◆ **Directions**: Search the records that follow and extract every line containing the string "play".

Records from a collection:
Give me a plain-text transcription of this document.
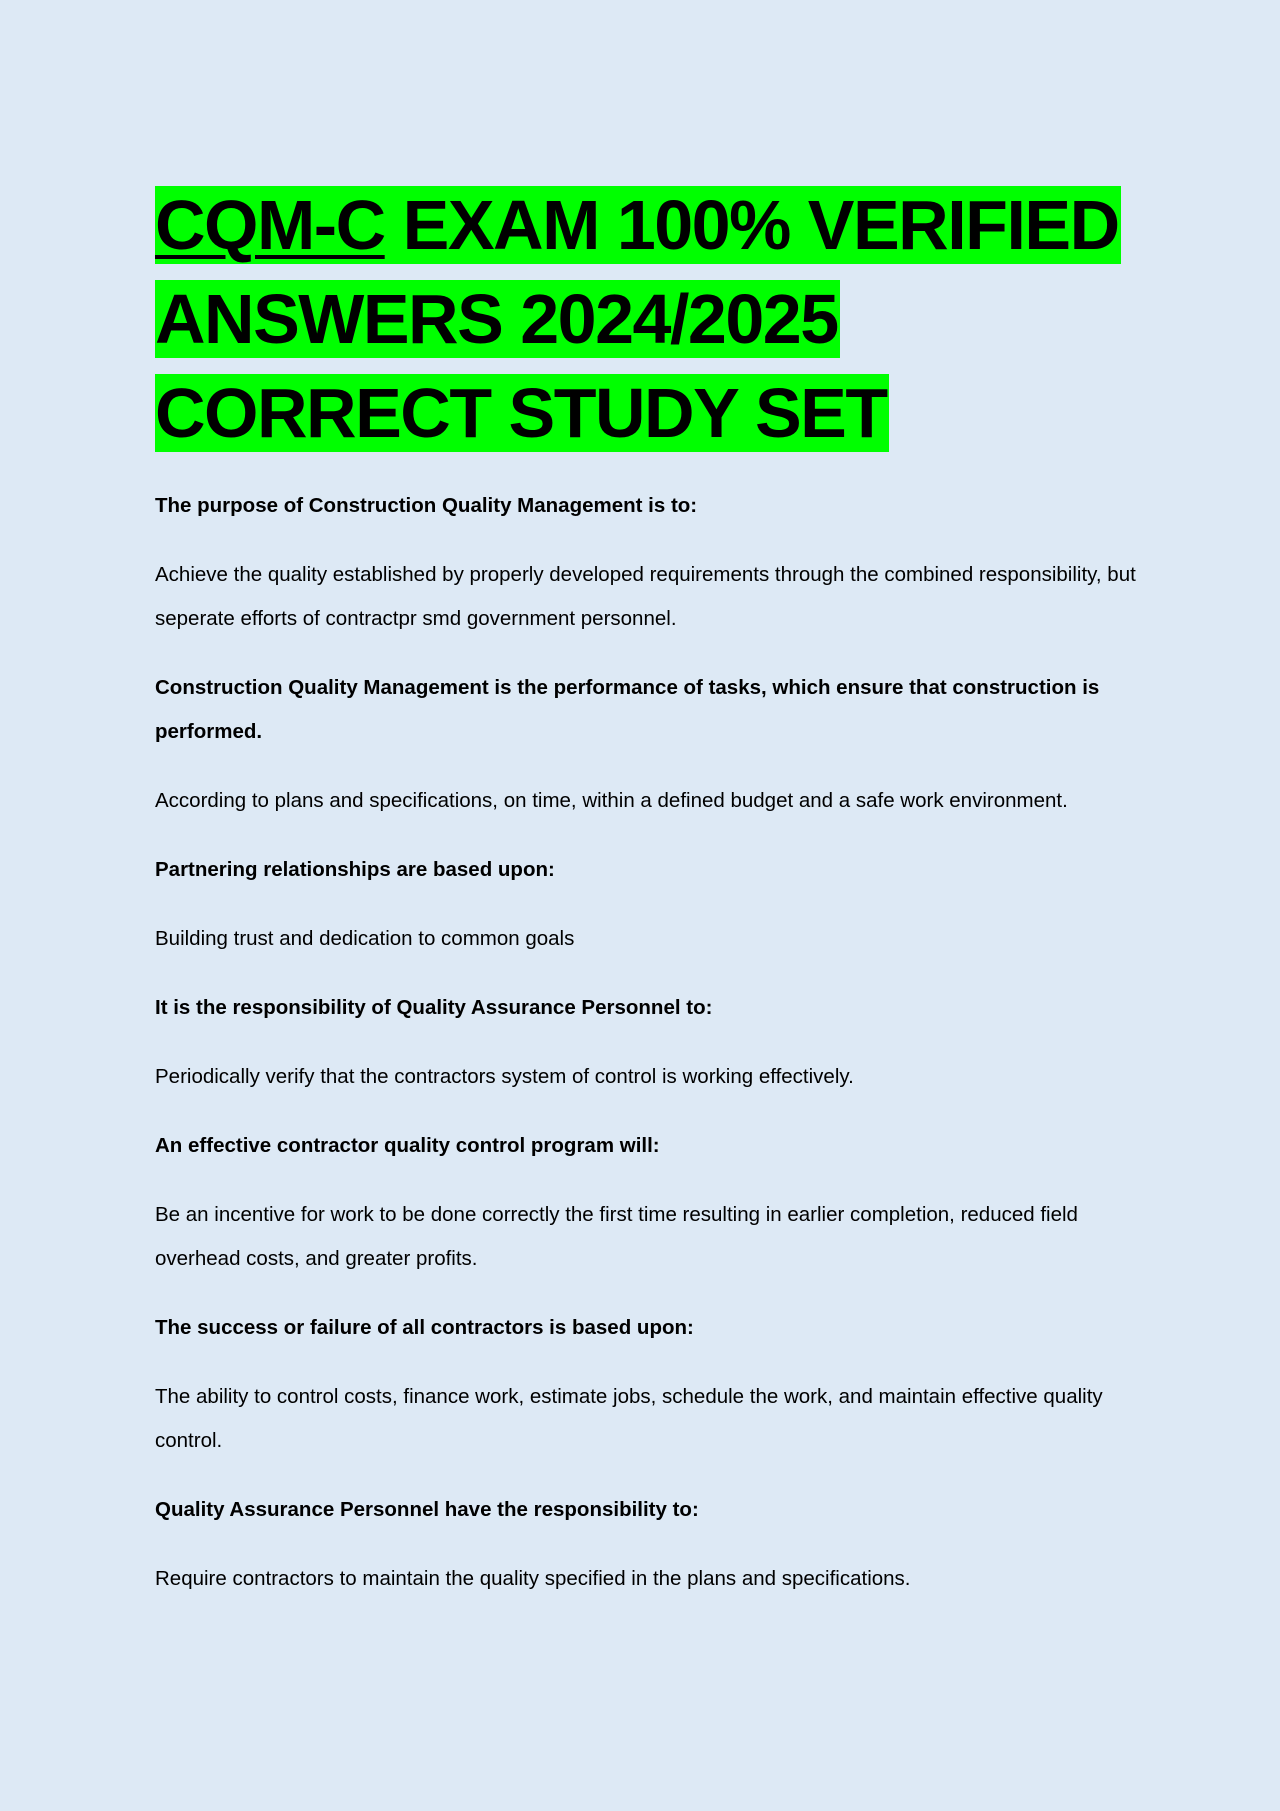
CQM-C EXAM 100% VERIFIED ANSWERS 2024/2025 CORRECT STUDY SET

The purpose of Construction Quality Management is to:

Achieve the quality established by properly developed requirements through the combined responsibility, but seperate efforts of contractpr smd government personnel.

Construction Quality Management is the performance of tasks, which ensure that construction is performed.

According to plans and specifications, on time, within a defined budget and a safe work environment.

Partnering relationships are based upon:

Building trust and dedication to common goals

It is the responsibility of Quality Assurance Personnel to:

Periodically verify that the contractors system of control is working effectively.

An effective contractor quality control program will:

Be an incentive for work to be done correctly the first time resulting in earlier completion, reduced field overhead costs, and greater profits.

The success or failure of all contractors is based upon:

The ability to control costs, finance work, estimate jobs, schedule the work, and maintain effective quality control.

Quality Assurance Personnel have the responsibility to:

Require contractors to maintain the quality specified in the plans and specifications.
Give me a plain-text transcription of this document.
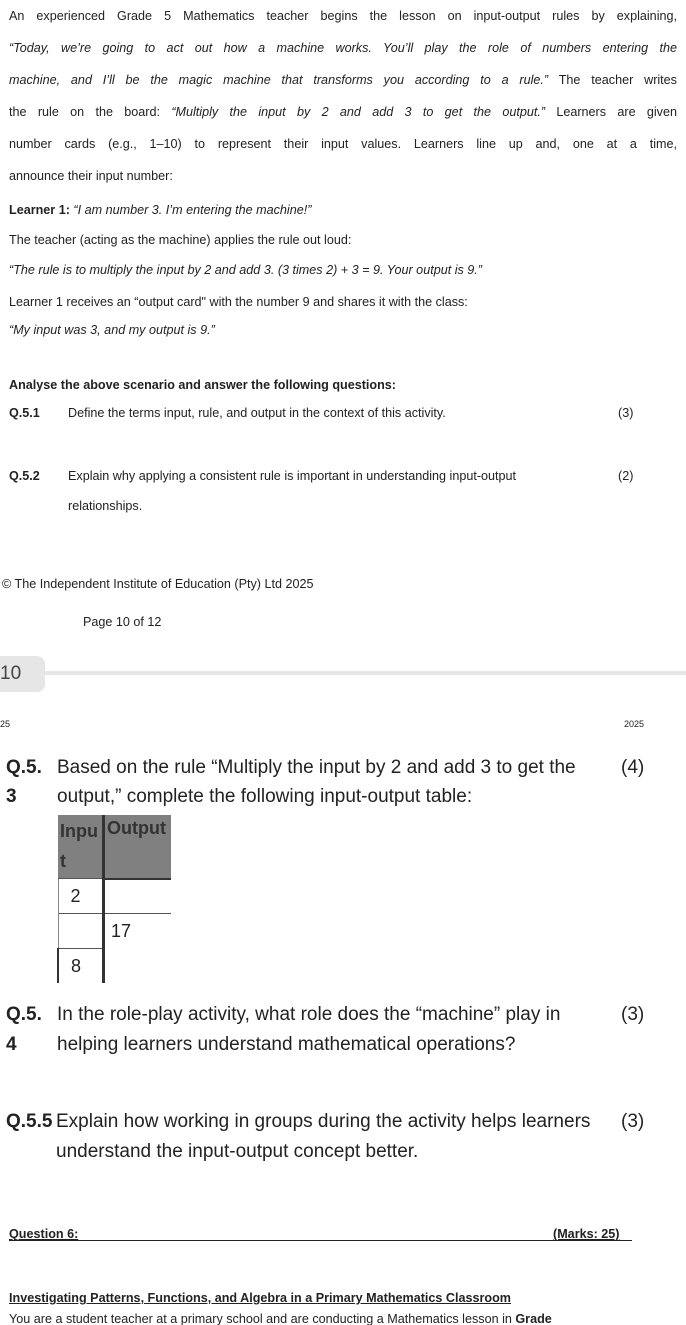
An experienced Grade 5 Mathematics teacher begins the lesson on input-output rules by explaining,
“Today, we’re going to act out how a machine works. You’ll play the role of numbers entering the
machine, and I’ll be the magic machine that transforms you according to a rule.” The teacher writes
the rule on the board: “Multiply the input by 2 and add 3 to get the output.” Learners are given
number cards (e.g., 1–10) to represent their input values. Learners line up and, one at a time,
announce their input number:
Learner 1: “I am number 3. I’m entering the machine!”
The teacher (acting as the machine) applies the rule out loud:
“The rule is to multiply the input by 2 and add 3. (3 times 2) + 3 = 9. Your output is 9.”
Learner 1 receives an “output card" with the number 9 and shares it with the class:
“My input was 3, and my output is 9.”
Analyse the above scenario and answer the following questions:
Q.5.1 Define the terms input, rule, and output in the context of this activity.	(3)
Q.5.2 Explain why applying a consistent rule is important in understanding input-output
relationships.
(2)
© The Independent Institute of Education (Pty) Ltd 2025
Page 10 of 12
10
25	2025
Q.5.
3
Based on the rule “Multiply the input by 2 and add 3 to get the
output,” complete the following input-output table:
(4)
Inpu t	Output
2	
	17
8	
Q.5.
4
In the role-play activity, what role does the “machine” play in
helping learners understand mathematical operations?
(3)
Q.5.5 Explain how working in groups during the activity helps learners
understand the input-output concept better.
(3)
Question 6:	(Marks: 25)
Investigating Patterns, Functions, and Algebra in a Primary Mathematics Classroom
You are a student teacher at a primary school and are conducting a Mathematics lesson in Grade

◆ **Reply**:
“Today, we’re going to act out how a machine works. You’ll play the role of numbers entering the
In the role-play activity, what role does the “machine” play in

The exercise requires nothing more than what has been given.